# Dataset start
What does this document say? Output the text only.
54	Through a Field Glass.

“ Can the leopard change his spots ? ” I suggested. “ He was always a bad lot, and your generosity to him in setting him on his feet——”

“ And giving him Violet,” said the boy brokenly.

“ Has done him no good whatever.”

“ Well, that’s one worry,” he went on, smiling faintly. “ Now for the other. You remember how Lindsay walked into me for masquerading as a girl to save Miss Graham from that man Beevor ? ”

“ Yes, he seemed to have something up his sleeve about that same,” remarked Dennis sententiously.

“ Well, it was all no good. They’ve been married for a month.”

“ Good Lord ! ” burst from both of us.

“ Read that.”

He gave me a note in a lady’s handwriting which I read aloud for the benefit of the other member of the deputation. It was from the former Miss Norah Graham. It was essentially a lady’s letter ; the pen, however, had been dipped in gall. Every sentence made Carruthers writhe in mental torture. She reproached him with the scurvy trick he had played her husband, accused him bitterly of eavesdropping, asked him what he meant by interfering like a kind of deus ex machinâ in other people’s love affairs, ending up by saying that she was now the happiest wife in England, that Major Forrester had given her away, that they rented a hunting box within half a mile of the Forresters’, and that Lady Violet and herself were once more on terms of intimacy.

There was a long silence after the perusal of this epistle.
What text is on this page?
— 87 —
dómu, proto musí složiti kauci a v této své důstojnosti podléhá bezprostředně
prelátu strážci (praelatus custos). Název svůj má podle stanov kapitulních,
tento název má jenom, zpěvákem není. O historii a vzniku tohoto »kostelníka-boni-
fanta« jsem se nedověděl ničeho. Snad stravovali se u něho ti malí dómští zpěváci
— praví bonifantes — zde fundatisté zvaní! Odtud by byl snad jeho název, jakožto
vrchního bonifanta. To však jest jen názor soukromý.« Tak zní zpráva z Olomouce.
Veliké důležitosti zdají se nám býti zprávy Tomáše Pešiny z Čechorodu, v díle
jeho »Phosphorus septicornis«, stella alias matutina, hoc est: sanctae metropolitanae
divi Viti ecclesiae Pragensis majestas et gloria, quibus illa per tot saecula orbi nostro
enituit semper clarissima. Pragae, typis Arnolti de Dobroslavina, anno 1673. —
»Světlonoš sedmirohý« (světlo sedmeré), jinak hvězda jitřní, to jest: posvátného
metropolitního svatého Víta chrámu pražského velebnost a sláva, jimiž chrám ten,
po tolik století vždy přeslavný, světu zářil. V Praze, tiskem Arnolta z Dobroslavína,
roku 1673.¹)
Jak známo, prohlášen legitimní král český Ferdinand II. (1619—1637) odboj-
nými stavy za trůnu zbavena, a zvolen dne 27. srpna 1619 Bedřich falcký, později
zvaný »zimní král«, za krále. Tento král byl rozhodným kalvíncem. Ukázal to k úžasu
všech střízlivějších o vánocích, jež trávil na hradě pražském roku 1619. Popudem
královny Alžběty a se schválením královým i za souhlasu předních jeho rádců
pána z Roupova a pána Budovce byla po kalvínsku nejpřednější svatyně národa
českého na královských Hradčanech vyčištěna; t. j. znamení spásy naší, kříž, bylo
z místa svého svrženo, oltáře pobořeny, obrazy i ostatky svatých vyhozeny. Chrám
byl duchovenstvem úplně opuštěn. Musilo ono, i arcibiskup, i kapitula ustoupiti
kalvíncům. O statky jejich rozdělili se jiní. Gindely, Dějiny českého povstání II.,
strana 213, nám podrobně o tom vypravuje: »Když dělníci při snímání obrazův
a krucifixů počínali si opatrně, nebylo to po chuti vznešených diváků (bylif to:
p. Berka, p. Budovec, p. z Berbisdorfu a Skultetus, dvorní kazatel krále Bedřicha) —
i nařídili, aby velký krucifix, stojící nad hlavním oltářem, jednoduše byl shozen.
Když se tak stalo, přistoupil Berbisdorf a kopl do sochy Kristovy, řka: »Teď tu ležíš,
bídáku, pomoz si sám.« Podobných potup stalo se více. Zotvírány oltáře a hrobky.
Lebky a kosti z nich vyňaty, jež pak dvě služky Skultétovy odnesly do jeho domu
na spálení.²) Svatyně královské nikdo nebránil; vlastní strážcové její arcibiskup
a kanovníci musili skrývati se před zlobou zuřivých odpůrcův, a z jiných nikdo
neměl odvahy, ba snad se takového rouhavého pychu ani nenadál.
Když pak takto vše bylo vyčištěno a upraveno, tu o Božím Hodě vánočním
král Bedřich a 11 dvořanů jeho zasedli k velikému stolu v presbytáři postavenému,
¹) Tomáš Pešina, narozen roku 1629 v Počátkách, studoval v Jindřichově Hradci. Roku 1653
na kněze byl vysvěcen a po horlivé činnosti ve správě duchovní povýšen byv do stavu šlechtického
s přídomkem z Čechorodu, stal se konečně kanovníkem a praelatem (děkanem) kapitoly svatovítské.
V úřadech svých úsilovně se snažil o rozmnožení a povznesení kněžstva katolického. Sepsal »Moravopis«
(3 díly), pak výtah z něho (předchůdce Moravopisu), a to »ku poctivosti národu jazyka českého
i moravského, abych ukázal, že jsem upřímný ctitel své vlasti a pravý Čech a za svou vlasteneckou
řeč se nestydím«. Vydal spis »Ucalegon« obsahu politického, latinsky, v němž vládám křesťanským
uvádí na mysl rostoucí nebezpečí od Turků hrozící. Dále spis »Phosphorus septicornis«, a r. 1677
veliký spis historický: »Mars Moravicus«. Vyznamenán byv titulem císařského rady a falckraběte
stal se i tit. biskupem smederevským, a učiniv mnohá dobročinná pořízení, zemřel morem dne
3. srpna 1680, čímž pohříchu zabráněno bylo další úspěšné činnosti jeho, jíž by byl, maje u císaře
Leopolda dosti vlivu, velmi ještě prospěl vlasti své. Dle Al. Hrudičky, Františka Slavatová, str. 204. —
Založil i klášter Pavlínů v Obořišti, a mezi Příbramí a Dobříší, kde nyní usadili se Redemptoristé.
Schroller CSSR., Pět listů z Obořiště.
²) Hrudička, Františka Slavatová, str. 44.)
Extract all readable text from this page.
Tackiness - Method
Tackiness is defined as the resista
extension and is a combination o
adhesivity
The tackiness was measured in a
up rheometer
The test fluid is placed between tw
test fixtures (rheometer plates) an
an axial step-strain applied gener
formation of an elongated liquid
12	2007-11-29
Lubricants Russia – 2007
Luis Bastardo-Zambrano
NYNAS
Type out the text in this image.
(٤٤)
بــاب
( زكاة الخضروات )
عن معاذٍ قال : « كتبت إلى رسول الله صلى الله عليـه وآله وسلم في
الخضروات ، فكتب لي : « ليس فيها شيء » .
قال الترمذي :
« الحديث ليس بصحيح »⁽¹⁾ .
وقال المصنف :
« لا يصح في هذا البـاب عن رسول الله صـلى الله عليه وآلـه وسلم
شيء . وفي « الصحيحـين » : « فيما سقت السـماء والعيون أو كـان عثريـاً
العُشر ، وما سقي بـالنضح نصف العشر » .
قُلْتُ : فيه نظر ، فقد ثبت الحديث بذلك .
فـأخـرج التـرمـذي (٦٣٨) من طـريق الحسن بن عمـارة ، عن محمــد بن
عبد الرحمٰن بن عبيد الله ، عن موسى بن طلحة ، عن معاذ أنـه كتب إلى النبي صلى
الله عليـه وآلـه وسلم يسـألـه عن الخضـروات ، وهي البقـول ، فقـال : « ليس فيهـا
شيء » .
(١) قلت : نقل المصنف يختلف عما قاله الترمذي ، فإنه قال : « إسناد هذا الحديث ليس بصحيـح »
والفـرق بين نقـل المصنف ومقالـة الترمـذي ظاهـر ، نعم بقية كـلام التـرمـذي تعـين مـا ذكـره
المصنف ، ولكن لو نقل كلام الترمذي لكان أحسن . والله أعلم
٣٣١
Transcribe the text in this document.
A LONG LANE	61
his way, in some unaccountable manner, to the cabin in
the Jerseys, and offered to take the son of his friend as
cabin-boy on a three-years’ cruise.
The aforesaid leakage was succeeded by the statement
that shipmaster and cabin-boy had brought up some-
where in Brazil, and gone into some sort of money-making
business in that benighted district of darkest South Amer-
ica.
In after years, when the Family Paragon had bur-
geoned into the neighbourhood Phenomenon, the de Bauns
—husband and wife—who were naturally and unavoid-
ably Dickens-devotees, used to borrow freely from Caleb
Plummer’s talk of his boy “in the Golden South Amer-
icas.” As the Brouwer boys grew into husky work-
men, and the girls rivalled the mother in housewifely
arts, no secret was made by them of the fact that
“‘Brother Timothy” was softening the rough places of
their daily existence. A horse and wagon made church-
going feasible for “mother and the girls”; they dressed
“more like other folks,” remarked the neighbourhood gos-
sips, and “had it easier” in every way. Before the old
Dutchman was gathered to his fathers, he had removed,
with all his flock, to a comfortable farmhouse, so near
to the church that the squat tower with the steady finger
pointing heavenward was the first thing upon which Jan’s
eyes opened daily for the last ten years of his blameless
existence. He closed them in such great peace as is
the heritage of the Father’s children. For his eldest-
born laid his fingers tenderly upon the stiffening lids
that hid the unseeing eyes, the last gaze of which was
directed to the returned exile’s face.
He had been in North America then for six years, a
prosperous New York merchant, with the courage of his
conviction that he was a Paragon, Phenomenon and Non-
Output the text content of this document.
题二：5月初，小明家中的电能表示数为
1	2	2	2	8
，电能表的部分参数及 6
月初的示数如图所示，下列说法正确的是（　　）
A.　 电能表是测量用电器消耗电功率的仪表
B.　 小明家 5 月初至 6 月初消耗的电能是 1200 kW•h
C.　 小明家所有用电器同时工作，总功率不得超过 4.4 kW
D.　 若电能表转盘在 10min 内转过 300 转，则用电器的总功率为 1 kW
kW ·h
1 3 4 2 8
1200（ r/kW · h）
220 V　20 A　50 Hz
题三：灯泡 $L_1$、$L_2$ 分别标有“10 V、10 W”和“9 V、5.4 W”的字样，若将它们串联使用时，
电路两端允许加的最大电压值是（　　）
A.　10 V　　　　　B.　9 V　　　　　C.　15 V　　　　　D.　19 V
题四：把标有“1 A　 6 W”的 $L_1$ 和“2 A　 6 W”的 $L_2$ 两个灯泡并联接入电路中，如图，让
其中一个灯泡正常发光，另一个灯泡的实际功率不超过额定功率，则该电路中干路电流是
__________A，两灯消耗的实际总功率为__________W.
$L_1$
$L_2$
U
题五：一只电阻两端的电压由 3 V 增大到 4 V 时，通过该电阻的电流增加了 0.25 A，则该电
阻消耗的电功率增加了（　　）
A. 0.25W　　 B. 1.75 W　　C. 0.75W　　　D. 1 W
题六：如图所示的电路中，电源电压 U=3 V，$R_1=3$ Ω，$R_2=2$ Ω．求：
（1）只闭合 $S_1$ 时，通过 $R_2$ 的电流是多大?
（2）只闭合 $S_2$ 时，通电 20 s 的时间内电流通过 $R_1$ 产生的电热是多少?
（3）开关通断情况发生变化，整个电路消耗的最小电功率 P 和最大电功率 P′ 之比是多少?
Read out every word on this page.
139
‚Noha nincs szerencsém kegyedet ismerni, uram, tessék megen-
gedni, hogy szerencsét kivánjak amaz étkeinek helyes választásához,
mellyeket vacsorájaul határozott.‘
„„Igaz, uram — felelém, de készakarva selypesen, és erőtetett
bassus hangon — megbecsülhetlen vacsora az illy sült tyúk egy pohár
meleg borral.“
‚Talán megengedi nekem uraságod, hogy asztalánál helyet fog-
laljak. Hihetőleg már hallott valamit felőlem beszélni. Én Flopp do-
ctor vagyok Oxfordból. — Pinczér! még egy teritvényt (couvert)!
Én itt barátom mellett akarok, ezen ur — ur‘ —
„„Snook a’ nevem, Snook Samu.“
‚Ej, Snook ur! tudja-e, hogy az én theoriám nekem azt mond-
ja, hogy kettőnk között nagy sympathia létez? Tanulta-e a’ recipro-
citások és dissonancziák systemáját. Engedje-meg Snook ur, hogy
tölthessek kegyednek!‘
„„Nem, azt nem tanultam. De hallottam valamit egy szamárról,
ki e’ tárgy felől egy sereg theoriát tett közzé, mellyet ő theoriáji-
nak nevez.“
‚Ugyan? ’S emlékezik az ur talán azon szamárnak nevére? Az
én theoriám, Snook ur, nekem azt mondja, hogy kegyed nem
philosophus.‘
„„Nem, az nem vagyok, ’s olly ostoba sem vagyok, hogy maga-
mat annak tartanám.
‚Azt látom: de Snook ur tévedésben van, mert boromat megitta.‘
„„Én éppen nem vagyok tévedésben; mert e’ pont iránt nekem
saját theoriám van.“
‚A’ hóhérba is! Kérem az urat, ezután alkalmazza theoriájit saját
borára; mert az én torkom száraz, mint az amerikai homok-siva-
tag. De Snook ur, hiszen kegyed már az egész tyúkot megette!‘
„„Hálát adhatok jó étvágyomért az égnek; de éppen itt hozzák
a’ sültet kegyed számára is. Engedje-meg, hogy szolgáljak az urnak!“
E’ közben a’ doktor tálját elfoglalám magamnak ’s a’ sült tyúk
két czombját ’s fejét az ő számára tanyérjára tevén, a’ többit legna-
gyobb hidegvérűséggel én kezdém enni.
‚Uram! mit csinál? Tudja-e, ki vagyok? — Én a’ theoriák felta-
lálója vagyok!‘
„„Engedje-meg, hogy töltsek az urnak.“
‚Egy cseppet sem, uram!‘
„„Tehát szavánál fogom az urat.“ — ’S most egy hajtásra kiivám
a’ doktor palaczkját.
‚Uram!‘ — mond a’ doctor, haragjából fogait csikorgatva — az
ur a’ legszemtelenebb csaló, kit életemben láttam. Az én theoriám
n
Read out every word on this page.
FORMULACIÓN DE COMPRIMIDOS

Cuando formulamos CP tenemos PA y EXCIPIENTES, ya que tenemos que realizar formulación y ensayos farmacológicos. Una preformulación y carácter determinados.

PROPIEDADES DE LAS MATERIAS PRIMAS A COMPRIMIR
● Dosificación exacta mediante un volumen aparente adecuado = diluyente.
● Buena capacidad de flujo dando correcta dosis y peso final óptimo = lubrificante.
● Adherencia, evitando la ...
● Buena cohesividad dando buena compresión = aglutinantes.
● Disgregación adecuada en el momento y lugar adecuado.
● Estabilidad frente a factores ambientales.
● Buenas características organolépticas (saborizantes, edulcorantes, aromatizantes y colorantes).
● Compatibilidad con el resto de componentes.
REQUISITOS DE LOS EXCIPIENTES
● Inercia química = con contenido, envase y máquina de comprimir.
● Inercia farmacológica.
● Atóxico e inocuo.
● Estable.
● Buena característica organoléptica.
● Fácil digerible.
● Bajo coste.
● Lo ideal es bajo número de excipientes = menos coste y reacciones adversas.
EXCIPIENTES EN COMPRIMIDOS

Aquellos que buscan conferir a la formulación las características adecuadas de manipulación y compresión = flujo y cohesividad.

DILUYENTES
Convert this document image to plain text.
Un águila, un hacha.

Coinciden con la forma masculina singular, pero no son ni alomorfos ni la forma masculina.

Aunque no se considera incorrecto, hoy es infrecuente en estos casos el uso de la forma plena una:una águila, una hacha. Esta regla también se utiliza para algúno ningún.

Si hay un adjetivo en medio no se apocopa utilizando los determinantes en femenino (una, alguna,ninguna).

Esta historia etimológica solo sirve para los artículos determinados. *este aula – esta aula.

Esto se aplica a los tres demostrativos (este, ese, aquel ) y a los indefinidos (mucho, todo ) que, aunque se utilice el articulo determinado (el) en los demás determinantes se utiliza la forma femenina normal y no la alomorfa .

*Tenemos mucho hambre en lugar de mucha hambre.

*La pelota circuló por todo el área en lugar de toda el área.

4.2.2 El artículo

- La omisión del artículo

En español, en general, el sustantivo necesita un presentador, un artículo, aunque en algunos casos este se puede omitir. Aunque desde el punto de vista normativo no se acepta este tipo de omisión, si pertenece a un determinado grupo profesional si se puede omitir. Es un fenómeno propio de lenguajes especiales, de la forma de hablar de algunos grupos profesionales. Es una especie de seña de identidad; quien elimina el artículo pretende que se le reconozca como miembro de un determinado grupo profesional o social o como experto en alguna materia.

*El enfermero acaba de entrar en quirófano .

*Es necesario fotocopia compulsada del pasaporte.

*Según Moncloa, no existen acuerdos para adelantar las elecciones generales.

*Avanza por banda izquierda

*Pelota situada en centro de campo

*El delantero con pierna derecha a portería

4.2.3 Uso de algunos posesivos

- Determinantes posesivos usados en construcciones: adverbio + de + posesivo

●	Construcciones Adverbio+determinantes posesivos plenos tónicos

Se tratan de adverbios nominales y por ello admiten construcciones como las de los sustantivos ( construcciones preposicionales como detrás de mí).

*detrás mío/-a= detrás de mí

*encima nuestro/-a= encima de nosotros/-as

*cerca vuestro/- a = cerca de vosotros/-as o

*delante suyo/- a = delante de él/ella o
# Dataset end
Goal - Pick each line holding the word "krále" out of the data and copy it.

Answer for the task -
zvaný »zimní král«, za krále. Tento král byl rozhodným kalvíncem. Ukázal to k úžasu
p. Berka, p. Budovec, p. z Berbisdorfu a Skultetus, dvorní kazatel krále Bedřicha) —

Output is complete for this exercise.